● INSTRUCTIONS TO FOLLOW: Search the listing below for the string "ylabel" and copy every line where it occurs.
------ EXERCISE DATA ------
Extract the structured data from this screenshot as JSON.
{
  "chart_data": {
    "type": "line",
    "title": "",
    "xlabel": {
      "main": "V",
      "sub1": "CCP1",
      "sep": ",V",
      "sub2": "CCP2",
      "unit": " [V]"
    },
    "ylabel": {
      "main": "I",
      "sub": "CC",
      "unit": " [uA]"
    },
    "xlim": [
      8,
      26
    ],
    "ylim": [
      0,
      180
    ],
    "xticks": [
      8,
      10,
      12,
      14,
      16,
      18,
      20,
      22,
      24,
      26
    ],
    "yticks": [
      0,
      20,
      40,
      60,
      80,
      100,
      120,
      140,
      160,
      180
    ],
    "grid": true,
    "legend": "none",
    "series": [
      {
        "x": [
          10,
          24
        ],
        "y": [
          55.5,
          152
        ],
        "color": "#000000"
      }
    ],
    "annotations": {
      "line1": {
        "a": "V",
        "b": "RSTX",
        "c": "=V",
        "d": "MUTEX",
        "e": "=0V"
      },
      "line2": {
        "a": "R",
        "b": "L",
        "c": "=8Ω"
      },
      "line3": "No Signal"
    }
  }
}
------
------ EXERCISE DATA ------
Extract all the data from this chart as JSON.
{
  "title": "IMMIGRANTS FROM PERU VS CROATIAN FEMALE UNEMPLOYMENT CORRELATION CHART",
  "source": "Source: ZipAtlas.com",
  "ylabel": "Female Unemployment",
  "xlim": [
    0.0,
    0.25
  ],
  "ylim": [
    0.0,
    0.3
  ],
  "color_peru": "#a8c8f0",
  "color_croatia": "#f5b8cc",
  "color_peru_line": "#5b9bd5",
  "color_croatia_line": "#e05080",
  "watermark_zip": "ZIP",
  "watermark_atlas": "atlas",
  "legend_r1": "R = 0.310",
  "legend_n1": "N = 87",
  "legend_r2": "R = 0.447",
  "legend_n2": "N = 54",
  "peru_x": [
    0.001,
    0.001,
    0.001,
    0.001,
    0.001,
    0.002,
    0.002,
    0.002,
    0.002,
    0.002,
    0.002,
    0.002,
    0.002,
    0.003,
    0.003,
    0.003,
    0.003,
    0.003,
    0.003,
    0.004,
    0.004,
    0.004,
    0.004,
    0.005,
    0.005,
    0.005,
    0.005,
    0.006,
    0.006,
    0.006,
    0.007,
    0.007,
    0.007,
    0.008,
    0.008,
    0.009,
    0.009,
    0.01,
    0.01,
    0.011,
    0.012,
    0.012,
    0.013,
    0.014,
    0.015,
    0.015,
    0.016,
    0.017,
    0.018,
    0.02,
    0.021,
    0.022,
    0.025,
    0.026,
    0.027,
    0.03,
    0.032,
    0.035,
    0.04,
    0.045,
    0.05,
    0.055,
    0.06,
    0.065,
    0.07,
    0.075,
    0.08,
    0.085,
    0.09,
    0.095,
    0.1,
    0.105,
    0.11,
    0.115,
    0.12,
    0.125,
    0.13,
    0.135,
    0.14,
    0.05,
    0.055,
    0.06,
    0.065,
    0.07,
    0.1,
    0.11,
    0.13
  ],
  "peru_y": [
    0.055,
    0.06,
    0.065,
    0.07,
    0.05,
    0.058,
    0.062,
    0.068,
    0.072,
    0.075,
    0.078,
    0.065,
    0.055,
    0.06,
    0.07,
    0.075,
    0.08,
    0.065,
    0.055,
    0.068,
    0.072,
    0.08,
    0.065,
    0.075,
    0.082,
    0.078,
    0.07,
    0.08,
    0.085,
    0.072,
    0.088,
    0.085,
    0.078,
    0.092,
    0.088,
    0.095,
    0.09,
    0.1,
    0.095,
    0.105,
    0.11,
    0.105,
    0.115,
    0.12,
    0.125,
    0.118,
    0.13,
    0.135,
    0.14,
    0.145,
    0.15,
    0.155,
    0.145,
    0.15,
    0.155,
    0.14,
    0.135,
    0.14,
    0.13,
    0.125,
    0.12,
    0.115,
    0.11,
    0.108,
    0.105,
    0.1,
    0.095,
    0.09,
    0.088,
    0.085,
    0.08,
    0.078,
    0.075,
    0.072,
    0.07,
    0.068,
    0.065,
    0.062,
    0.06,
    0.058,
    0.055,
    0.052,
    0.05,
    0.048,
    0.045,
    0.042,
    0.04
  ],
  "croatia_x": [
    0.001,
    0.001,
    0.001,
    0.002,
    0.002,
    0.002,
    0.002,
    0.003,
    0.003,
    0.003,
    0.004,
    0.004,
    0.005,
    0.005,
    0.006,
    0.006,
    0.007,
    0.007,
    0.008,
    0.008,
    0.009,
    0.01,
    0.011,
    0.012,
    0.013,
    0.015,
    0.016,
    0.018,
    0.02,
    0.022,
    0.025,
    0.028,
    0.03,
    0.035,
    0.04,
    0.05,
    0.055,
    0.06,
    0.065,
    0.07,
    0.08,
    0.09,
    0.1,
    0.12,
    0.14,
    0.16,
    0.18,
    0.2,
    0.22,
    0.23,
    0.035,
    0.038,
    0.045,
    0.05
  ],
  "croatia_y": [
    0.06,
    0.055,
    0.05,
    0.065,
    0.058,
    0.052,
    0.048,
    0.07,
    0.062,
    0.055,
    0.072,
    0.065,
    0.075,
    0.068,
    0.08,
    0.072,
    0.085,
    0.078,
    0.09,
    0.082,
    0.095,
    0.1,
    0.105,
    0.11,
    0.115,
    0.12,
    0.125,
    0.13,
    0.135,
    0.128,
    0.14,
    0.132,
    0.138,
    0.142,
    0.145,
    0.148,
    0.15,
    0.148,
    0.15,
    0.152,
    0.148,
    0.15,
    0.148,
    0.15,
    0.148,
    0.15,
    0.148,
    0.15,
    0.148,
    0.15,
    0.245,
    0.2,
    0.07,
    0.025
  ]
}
------
● RESPONSE BELOW:
    "ylabel": {
  "ylabel": "Female Unemployment",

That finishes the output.